(Dataset excerpt)
===

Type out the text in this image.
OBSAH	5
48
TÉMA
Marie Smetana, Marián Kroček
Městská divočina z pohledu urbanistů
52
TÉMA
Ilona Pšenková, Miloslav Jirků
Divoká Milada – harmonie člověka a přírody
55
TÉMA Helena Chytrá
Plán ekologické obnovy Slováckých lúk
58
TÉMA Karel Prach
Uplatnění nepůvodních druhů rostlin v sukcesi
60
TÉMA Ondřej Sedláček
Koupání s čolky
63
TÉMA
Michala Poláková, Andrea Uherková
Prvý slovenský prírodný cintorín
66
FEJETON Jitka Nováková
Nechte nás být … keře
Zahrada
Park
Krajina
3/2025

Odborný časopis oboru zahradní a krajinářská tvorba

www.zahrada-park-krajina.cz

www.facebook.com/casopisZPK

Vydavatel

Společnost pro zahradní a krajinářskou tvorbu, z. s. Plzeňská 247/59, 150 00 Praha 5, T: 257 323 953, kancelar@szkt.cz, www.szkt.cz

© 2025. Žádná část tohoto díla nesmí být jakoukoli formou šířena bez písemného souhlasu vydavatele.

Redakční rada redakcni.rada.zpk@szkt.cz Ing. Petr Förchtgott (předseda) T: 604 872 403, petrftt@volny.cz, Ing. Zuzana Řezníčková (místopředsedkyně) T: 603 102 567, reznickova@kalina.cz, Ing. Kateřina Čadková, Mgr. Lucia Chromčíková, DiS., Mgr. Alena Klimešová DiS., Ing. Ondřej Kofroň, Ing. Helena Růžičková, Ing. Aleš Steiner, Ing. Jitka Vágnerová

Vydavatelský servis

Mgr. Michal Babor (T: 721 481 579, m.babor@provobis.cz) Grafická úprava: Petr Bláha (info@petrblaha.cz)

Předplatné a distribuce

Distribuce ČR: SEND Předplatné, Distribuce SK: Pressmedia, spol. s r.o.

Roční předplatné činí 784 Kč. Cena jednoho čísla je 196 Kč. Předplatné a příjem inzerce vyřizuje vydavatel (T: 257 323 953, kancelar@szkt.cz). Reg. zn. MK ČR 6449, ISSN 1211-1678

===

**What is required**
Copy each record from above exactly, and include every line.

**Task output**
Type out the text in this image.
OBSAH	5
48
TÉMA
Marie Smetana, Marián Kroček
Městská divočina z pohledu urbanistů
52
TÉMA
Ilona Pšenková, Miloslav Jirků
Divoká Milada – harmonie člověka a přírody
55
TÉMA Helena Chytrá
Plán ekologické obnovy Slováckých lúk
58
TÉMA Karel Prach
Uplatnění nepůvodních druhů rostlin v sukcesi
60
TÉMA Ondřej Sedláček
Koupání s čolky
63
TÉMA
Michala Poláková, Andrea Uherková
Prvý slovenský prírodný cintorín
66
FEJETON Jitka Nováková
Nechte nás být … keře
Zahrada
Park
Krajina
3/2025

Odborný časopis oboru zahradní a krajinářská tvorba

www.zahrada-park-krajina.cz

www.facebook.com/casopisZPK

Vydavatel

Společnost pro zahradní a krajinářskou tvorbu, z. s. Plzeňská 247/59, 150 00 Praha 5, T: 257 323 953, kancelar@szkt.cz, www.szkt.cz

© 2025. Žádná část tohoto díla nesmí být jakoukoli formou šířena bez písemného souhlasu vydavatele.

Redakční rada redakcni.rada.zpk@szkt.cz Ing. Petr Förchtgott (předseda) T: 604 872 403, petrftt@volny.cz, Ing. Zuzana Řezníčková (místopředsedkyně) T: 603 102 567, reznickova@kalina.cz, Ing. Kateřina Čadková, Mgr. Lucia Chromčíková, DiS., Mgr. Alena Klimešová DiS., Ing. Ondřej Kofroň, Ing. Helena Růžičková, Ing. Aleš Steiner, Ing. Jitka Vágnerová

Vydavatelský servis

Mgr. Michal Babor (T: 721 481 579, m.babor@provobis.cz) Grafická úprava: Petr Bláha (info@petrblaha.cz)

Předplatné a distribuce

Distribuce ČR: SEND Předplatné, Distribuce SK: Pressmedia, spol. s r.o.

Roční předplatné činí 784 Kč. Cena jednoho čísla je 196 Kč. Předplatné a příjem inzerce vyřizuje vydavatel (T: 257 323 953, kancelar@szkt.cz). Reg. zn. MK ČR 6449, ISSN 1211-1678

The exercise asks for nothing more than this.